DIRECTION.
Output every record below exactly as it appears.

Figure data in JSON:
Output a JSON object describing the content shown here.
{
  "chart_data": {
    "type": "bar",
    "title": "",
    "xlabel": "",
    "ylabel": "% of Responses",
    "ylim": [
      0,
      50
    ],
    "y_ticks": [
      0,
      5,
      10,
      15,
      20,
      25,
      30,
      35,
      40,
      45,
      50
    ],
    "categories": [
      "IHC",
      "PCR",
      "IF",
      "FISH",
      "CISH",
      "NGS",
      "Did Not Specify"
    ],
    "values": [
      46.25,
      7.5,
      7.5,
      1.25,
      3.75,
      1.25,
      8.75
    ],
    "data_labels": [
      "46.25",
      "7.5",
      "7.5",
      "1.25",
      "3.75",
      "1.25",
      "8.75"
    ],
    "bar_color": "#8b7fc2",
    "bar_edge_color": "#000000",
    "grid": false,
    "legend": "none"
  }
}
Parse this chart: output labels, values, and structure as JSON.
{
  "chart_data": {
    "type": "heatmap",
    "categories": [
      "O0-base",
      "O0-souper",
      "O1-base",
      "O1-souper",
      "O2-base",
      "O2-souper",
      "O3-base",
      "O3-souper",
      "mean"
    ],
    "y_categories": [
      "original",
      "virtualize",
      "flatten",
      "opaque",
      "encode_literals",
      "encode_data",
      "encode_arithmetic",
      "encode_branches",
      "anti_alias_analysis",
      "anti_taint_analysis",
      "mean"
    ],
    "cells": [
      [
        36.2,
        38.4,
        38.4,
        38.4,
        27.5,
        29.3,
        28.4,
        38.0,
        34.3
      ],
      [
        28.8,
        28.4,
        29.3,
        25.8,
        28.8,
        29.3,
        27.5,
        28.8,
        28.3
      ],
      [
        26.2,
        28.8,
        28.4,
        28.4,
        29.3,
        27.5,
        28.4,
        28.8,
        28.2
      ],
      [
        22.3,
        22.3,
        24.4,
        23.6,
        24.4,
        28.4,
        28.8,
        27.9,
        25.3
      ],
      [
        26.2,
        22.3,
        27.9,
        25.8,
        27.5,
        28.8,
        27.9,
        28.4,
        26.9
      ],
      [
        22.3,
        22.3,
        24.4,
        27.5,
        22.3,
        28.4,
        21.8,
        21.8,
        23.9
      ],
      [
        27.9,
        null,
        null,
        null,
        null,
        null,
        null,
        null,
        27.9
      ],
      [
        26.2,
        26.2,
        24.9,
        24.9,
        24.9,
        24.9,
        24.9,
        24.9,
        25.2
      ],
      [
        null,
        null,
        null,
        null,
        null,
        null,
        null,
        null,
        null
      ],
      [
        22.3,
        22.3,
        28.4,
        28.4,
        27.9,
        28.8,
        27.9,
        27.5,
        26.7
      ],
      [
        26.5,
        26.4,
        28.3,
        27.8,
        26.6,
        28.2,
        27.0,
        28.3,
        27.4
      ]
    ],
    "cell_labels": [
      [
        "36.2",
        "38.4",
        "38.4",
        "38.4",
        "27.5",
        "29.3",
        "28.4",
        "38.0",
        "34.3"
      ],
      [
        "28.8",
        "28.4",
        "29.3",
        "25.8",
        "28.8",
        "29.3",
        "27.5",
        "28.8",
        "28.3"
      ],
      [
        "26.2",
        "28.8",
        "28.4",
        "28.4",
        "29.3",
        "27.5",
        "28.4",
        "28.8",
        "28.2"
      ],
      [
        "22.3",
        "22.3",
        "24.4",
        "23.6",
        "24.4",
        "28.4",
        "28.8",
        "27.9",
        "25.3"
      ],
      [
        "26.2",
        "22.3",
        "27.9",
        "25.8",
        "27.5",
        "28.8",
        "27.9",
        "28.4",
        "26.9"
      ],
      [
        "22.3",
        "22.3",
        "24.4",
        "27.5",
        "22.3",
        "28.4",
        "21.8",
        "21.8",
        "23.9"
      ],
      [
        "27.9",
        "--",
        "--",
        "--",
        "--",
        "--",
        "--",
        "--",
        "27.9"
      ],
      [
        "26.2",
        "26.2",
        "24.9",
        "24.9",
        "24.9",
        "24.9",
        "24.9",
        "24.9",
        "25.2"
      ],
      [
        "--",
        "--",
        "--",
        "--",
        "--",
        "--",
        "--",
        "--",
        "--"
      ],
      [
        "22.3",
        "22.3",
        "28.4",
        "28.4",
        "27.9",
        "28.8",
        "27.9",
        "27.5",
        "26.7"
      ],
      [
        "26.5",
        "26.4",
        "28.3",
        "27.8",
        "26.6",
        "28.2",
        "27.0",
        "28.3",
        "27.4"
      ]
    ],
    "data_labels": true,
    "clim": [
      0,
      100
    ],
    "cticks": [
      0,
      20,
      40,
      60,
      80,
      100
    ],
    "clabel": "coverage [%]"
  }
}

THE REPLY.
Output a JSON object describing the content shown here.
{
  "chart_data": {
    "type": "bar",
    "title": "",
    "xlabel": "",
    "ylabel": "% of Responses",
    "ylim": [
      0,
      50
    ],
    "y_ticks": [
      0,
      5,
      10,
      15,
      20,
      25,
      30,
      35,
      40,
      45,
      50
    ],
    "categories": [
      "IHC",
      "PCR",
      "IF",
      "FISH",
      "CISH",
      "NGS",
      "Did Not Specify"
    ],
    "values": [
      46.25,
      7.5,
      7.5,
      1.25,
      3.75,
      1.25,
      8.75
    ],
    "data_labels": [
      "46.25",
      "7.5",
      "7.5",
      "1.25",
      "3.75",
      "1.25",
      "8.75"
    ],
    "bar_color": "#8b7fc2",
    "bar_edge_color": "#000000",
    "grid": false,
    "legend": "none"
  }
}
Parse this chart: output labels, values, and structure as JSON.
{
  "chart_data": {
    "type": "heatmap",
    "categories": [
      "O0-base",
      "O0-souper",
      "O1-base",
      "O1-souper",
      "O2-base",
      "O2-souper",
      "O3-base",
      "O3-souper",
      "mean"
    ],
    "y_categories": [
      "original",
      "virtualize",
      "flatten",
      "opaque",
      "encode_literals",
      "encode_data",
      "encode_arithmetic",
      "encode_branches",
      "anti_alias_analysis",
      "anti_taint_analysis",
      "mean"
    ],
    "cells": [
      [
        36.2,
        38.4,
        38.4,
        38.4,
        27.5,
        29.3,
        28.4,
        38.0,
        34.3
      ],
      [
        28.8,
        28.4,
        29.3,
        25.8,
        28.8,
        29.3,
        27.5,
        28.8,
        28.3
      ],
      [
        26.2,
        28.8,
        28.4,
        28.4,
        29.3,
        27.5,
        28.4,
        28.8,
        28.2
      ],
      [
        22.3,
        22.3,
        24.4,
        23.6,
        24.4,
        28.4,
        28.8,
        27.9,
        25.3
      ],
      [
        26.2,
        22.3,
        27.9,
        25.8,
        27.5,
        28.8,
        27.9,
        28.4,
        26.9
      ],
      [
        22.3,
        22.3,
        24.4,
        27.5,
        22.3,
        28.4,
        21.8,
        21.8,
        23.9
      ],
      [
        27.9,
        null,
        null,
        null,
        null,
        null,
        null,
        null,
        27.9
      ],
      [
        26.2,
        26.2,
        24.9,
        24.9,
        24.9,
        24.9,
        24.9,
        24.9,
        25.2
      ],
      [
        null,
        null,
        null,
        null,
        null,
        null,
        null,
        null,
        null
      ],
      [
        22.3,
        22.3,
        28.4,
        28.4,
        27.9,
        28.8,
        27.9,
        27.5,
        26.7
      ],
      [
        26.5,
        26.4,
        28.3,
        27.8,
        26.6,
        28.2,
        27.0,
        28.3,
        27.4
      ]
    ],
    "cell_labels": [
      [
        "36.2",
        "38.4",
        "38.4",
        "38.4",
        "27.5",
        "29.3",
        "28.4",
        "38.0",
        "34.3"
      ],
      [
        "28.8",
        "28.4",
        "29.3",
        "25.8",
        "28.8",
        "29.3",
        "27.5",
        "28.8",
        "28.3"
      ],
      [
        "26.2",
        "28.8",
        "28.4",
        "28.4",
        "29.3",
        "27.5",
        "28.4",
        "28.8",
        "28.2"
      ],
      [
        "22.3",
        "22.3",
        "24.4",
        "23.6",
        "24.4",
        "28.4",
        "28.8",
        "27.9",
        "25.3"
      ],
      [
        "26.2",
        "22.3",
        "27.9",
        "25.8",
        "27.5",
        "28.8",
        "27.9",
        "28.4",
        "26.9"
      ],
      [
        "22.3",
        "22.3",
        "24.4",
        "27.5",
        "22.3",
        "28.4",
        "21.8",
        "21.8",
        "23.9"
      ],
      [
        "27.9",
        "--",
        "--",
        "--",
        "--",
        "--",
        "--",
        "--",
        "27.9"
      ],
      [
        "26.2",
        "26.2",
        "24.9",
        "24.9",
        "24.9",
        "24.9",
        "24.9",
        "24.9",
        "25.2"
      ],
      [
        "--",
        "--",
        "--",
        "--",
        "--",
        "--",
        "--",
        "--",
        "--"
      ],
      [
        "22.3",
        "22.3",
        "28.4",
        "28.4",
        "27.9",
        "28.8",
        "27.9",
        "27.5",
        "26.7"
      ],
      [
        "26.5",
        "26.4",
        "28.3",
        "27.8",
        "26.6",
        "28.2",
        "27.0",
        "28.3",
        "27.4"
      ]
    ],
    "data_labels": true,
    "clim": [
      0,
      100
    ],
    "cticks": [
      0,
      20,
      40,
      60,
      80,
      100
    ],
    "clabel": "coverage [%]"
  }
}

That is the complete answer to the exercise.